**Work required**
What is the number of lines containing the word "использоваться"? Give that number alone.

***

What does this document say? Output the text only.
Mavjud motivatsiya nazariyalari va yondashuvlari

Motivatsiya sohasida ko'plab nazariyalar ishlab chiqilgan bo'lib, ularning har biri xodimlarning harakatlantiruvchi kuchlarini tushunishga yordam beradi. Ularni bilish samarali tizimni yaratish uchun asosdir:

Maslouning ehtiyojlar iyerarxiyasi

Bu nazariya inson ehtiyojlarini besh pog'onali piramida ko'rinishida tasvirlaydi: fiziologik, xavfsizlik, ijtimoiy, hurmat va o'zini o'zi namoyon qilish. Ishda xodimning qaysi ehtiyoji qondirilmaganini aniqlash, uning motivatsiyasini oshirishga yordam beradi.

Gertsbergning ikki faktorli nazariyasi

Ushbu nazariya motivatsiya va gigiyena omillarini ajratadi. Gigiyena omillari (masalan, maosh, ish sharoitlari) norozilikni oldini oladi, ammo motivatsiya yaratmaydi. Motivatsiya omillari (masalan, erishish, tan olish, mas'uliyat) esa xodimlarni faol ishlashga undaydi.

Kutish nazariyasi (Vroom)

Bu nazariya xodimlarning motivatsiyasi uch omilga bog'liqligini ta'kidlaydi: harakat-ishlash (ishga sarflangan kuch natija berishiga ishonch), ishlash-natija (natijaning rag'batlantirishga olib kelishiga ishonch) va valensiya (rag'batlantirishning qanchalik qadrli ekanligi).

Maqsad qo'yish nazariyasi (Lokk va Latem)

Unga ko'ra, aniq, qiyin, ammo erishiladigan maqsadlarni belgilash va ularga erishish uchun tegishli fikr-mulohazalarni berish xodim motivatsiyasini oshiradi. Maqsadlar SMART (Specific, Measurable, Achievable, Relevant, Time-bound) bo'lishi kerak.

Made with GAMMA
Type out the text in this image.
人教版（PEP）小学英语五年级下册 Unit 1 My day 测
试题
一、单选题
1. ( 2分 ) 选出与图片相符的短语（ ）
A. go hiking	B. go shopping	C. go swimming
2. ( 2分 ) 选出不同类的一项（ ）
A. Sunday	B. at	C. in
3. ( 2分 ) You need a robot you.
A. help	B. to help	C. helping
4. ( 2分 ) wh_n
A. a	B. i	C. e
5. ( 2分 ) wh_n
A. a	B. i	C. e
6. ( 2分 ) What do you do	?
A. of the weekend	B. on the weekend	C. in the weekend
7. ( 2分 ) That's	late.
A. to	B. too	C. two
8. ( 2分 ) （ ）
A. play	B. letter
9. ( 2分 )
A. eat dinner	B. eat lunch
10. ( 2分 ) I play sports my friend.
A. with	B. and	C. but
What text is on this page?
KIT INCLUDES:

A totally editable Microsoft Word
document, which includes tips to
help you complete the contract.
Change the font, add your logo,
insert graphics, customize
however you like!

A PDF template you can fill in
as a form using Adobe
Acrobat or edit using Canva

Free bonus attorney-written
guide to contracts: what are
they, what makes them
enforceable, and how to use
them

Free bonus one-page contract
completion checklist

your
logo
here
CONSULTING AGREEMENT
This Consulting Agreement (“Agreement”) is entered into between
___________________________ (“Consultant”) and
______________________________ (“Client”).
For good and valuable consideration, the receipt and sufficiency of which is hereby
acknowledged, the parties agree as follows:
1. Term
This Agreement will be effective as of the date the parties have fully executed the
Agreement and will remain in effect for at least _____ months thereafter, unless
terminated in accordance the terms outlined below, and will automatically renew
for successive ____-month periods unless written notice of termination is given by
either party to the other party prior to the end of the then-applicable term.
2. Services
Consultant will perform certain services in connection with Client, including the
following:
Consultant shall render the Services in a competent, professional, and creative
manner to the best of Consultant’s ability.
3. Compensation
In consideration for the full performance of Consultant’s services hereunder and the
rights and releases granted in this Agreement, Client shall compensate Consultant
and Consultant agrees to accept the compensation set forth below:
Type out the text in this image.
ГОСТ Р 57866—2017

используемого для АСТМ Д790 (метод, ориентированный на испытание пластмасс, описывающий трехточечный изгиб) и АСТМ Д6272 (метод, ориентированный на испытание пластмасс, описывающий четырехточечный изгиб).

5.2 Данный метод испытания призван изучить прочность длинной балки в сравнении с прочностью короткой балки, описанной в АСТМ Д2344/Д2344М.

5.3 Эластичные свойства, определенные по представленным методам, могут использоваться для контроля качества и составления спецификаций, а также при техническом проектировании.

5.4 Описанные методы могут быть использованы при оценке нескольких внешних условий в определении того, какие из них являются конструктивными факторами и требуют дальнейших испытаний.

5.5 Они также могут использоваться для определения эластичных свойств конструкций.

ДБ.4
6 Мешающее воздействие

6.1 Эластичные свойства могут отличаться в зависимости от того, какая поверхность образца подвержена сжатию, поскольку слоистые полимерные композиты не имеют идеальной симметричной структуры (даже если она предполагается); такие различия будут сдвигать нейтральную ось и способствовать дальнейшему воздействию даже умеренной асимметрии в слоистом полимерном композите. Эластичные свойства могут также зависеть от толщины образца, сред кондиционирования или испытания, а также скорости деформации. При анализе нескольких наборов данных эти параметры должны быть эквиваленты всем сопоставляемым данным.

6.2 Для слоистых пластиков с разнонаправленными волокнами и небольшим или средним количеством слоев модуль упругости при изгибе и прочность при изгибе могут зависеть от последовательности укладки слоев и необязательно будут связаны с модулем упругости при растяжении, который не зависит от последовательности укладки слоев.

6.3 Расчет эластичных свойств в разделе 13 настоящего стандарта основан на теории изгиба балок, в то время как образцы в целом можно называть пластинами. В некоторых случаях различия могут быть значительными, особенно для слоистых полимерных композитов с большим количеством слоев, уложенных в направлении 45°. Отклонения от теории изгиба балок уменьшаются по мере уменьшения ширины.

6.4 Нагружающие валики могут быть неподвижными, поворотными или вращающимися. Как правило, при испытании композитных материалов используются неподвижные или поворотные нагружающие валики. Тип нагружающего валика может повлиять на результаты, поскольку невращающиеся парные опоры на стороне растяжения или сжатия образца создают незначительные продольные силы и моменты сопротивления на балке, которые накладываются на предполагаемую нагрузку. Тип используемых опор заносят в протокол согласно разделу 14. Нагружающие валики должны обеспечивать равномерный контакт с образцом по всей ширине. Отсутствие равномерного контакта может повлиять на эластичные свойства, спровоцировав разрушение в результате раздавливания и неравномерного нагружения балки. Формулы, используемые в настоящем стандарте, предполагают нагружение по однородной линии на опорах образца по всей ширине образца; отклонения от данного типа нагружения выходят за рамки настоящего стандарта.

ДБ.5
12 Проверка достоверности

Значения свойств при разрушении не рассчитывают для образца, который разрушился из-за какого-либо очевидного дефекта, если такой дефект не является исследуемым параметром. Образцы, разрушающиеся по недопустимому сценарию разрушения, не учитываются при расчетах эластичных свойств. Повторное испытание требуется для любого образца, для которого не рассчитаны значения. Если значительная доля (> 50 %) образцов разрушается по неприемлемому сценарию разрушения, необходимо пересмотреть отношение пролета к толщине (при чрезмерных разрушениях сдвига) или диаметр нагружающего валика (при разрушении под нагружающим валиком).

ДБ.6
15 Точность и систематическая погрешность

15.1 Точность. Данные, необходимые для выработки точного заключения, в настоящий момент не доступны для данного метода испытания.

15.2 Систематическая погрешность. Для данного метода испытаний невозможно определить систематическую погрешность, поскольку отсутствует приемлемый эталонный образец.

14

***

**Result of the task**
2